# Your instructions
Do not copy the pictures; transcribe all other material exactly.

# Available records
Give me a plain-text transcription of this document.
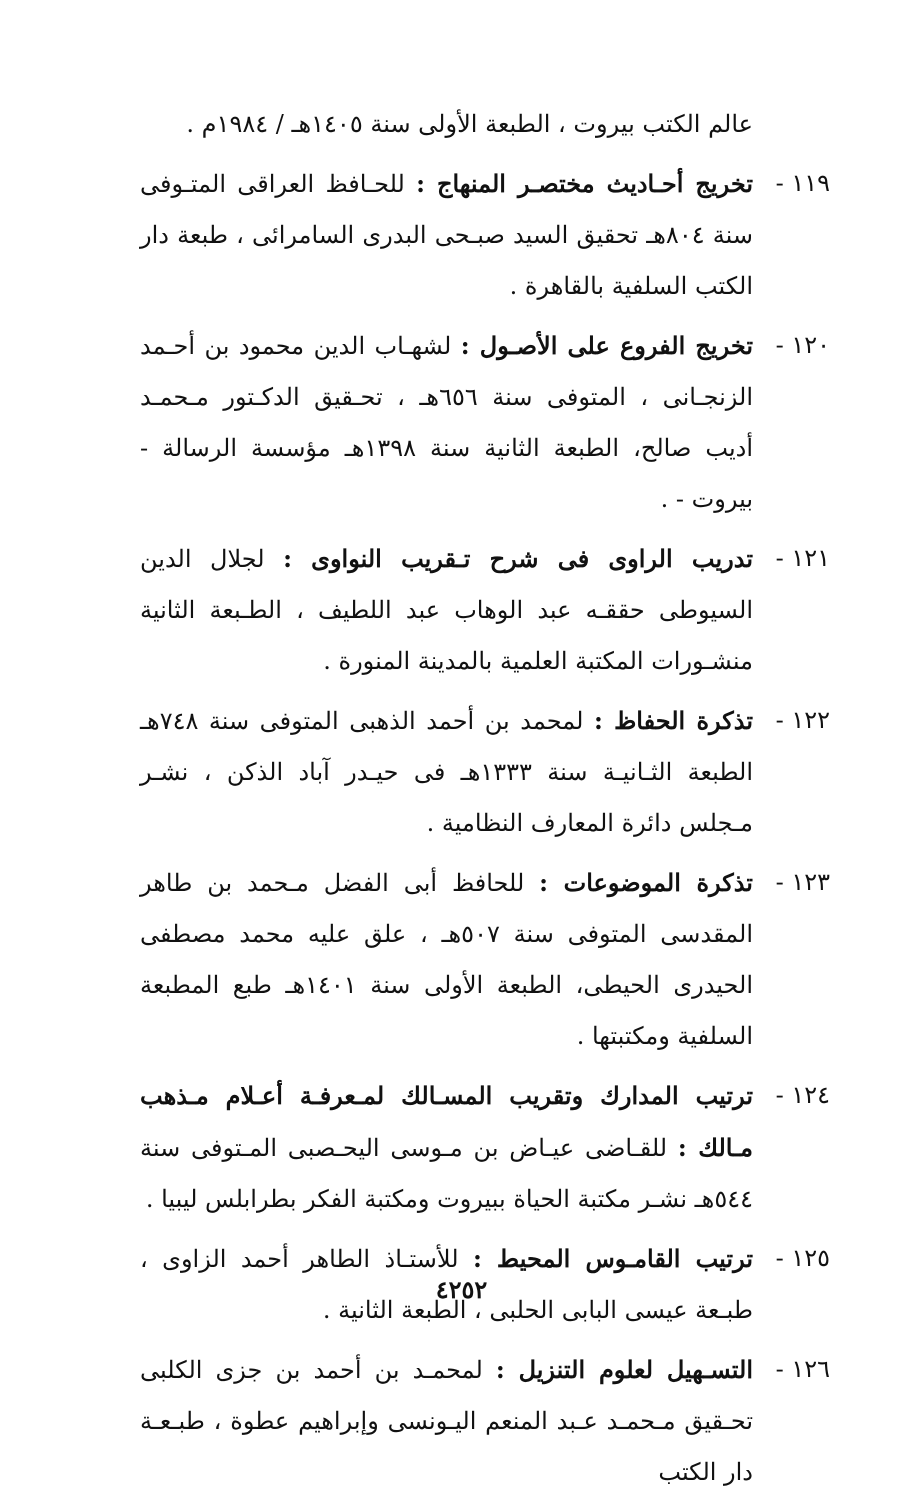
عالم الكتب بيروت ، الطبعة الأولى سنة ١٤٠٥هـ / ١٩٨٤م .
١١٩ -
تخريج أحـاديث مختصـر المنهاج : للحـافظ العراقى المتـوفى سنة ٨٠٤هـ تحقيق السيد صبـحى البدرى السامرائى ، طبعة دار الكتب السلفية بالقاهرة .
١٢٠ -
تخريج الفروع على الأصـول : لشهـاب الدين محمود بن أحـمد الزنجـانى ، المتوفى سنة ٦٥٦هـ ، تحـقيق الدكـتور مـحمـد أديب صالح، الطبعة الثانية سنة ١٣٩٨هـ مؤسسة الرسالة - بيروت - .
١٢١ -
تدريب الراوى فى شرح تـقريب النواوى : لجلال الدين السيوطى حققـه عبد الوهاب عبد اللطيف ، الطـبعة الثانية منشـورات المكتبة العلمية بالمدينة المنورة .
١٢٢ -
تذكرة الحفاظ : لمحمد بن أحمد الذهبى المتوفى سنة ٧٤٨هـ الطبعة الثـانيـة سنة ١٣٣٣هـ فى حيـدر آباد الذكن ، نشـر مـجلس دائرة المعارف النظامية .
١٢٣ -
تذكرة الموضوعات : للحافظ أبى الفضل مـحمد بن طاهر المقدسى المتوفى سنة ٥٠٧هـ ، علق عليه محمد مصطفى الحيدرى الحيطى، الطبعة الأولى سنة ١٤٠١هـ طبع المطبعة السلفية ومكتبتها .
١٢٤ -
ترتيب المدارك وتقريب المسـالك لمـعرفـة أعـلام مـذهب مـالك : للقـاضى عيـاض بن مـوسى اليحـصبى المـتوفى سنة ٥٤٤هـ نشـر مكتبة الحياة ببيروت ومكتبة الفكر بطرابلس ليبيا .
١٢٥ -
ترتيب القامـوس المحيط : للأستـاذ الطاهر أحمد الزاوى ، طبـعة عيسى البابى الحلبى ، الطبعة الثانية .
١٢٦ -
التسـهيل لعلوم التنزيل : لمحمـد بن أحمد بن جزى الكلبى تحـقيق مـحمـد عـبد المنعم اليـونسى وإبراهيم عطوة ، طبـعـة دار الكتب
٤٢٥٢
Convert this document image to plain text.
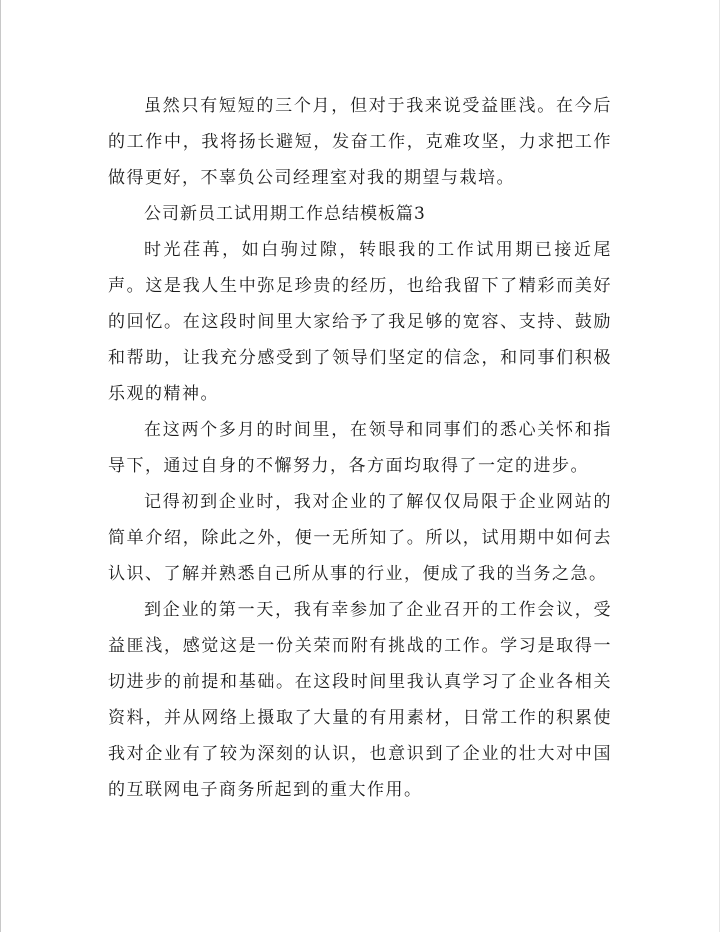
虽然只有短短的三个月，但对于我来说受益匪浅。在今后的工作中，我将扬长避短，发奋工作，克难攻坚，力求把工作做得更好，不辜负公司经理室对我的期望与栽培。

公司新员工试用期工作总结模板篇3

时光荏苒，如白驹过隙，转眼我的工作试用期已接近尾声。这是我人生中弥足珍贵的经历，也给我留下了精彩而美好的回忆。在这段时间里大家给予了我足够的宽容、支持、鼓励和帮助，让我充分感受到了领导们坚定的信念，和同事们积极乐观的精神。

在这两个多月的时间里，在领导和同事们的悉心关怀和指导下，通过自身的不懈努力，各方面均取得了一定的进步。

记得初到企业时，我对企业的了解仅仅局限于企业网站的简单介绍，除此之外，便一无所知了。所以，试用期中如何去认识、了解并熟悉自己所从事的行业，便成了我的当务之急。

到企业的第一天，我有幸参加了企业召开的工作会议，受益匪浅，感觉这是一份关荣而附有挑战的工作。学习是取得一切进步的前提和基础。在这段时间里我认真学习了企业各相关资料，并从网络上摄取了大量的有用素材，日常工作的积累使我对企业有了较为深刻的认识，也意识到了企业的壮大对中国的互联网电子商务所起到的重大作用。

# Task output
Give me a plain-text transcription of this document.
عالم الكتب بيروت ، الطبعة الأولى سنة ١٤٠٥هـ / ١٩٨٤م .
١١٩ -
تخريج أحـاديث مختصـر المنهاج : للحـافظ العراقى المتـوفى سنة ٨٠٤هـ تحقيق السيد صبـحى البدرى السامرائى ، طبعة دار الكتب السلفية بالقاهرة .
١٢٠ -
تخريج الفروع على الأصـول : لشهـاب الدين محمود بن أحـمد الزنجـانى ، المتوفى سنة ٦٥٦هـ ، تحـقيق الدكـتور مـحمـد أديب صالح، الطبعة الثانية سنة ١٣٩٨هـ مؤسسة الرسالة - بيروت - .
١٢١ -
تدريب الراوى فى شرح تـقريب النواوى : لجلال الدين السيوطى حققـه عبد الوهاب عبد اللطيف ، الطـبعة الثانية منشـورات المكتبة العلمية بالمدينة المنورة .
١٢٢ -
تذكرة الحفاظ : لمحمد بن أحمد الذهبى المتوفى سنة ٧٤٨هـ الطبعة الثـانيـة سنة ١٣٣٣هـ فى حيـدر آباد الذكن ، نشـر مـجلس دائرة المعارف النظامية .
١٢٣ -
تذكرة الموضوعات : للحافظ أبى الفضل مـحمد بن طاهر المقدسى المتوفى سنة ٥٠٧هـ ، علق عليه محمد مصطفى الحيدرى الحيطى، الطبعة الأولى سنة ١٤٠١هـ طبع المطبعة السلفية ومكتبتها .
١٢٤ -
ترتيب المدارك وتقريب المسـالك لمـعرفـة أعـلام مـذهب مـالك : للقـاضى عيـاض بن مـوسى اليحـصبى المـتوفى سنة ٥٤٤هـ نشـر مكتبة الحياة ببيروت ومكتبة الفكر بطرابلس ليبيا .
١٢٥ -
ترتيب القامـوس المحيط : للأستـاذ الطاهر أحمد الزاوى ، طبـعة عيسى البابى الحلبى ، الطبعة الثانية .
١٢٦ -
التسـهيل لعلوم التنزيل : لمحمـد بن أحمد بن جزى الكلبى تحـقيق مـحمـد عـبد المنعم اليـونسى وإبراهيم عطوة ، طبـعـة دار الكتب
٤٢٥٢
Convert this document image to plain text.
虽然只有短短的三个月，但对于我来说受益匪浅。在今后的工作中，我将扬长避短，发奋工作，克难攻坚，力求把工作做得更好，不辜负公司经理室对我的期望与栽培。

公司新员工试用期工作总结模板篇3

时光荏苒，如白驹过隙，转眼我的工作试用期已接近尾声。这是我人生中弥足珍贵的经历，也给我留下了精彩而美好的回忆。在这段时间里大家给予了我足够的宽容、支持、鼓励和帮助，让我充分感受到了领导们坚定的信念，和同事们积极乐观的精神。

在这两个多月的时间里，在领导和同事们的悉心关怀和指导下，通过自身的不懈努力，各方面均取得了一定的进步。

记得初到企业时，我对企业的了解仅仅局限于企业网站的简单介绍，除此之外，便一无所知了。所以，试用期中如何去认识、了解并熟悉自己所从事的行业，便成了我的当务之急。

到企业的第一天，我有幸参加了企业召开的工作会议，受益匪浅，感觉这是一份关荣而附有挑战的工作。学习是取得一切进步的前提和基础。在这段时间里我认真学习了企业各相关资料，并从网络上摄取了大量的有用素材，日常工作的积累使我对企业有了较为深刻的认识，也意识到了企业的壮大对中国的互联网电子商务所起到的重大作用。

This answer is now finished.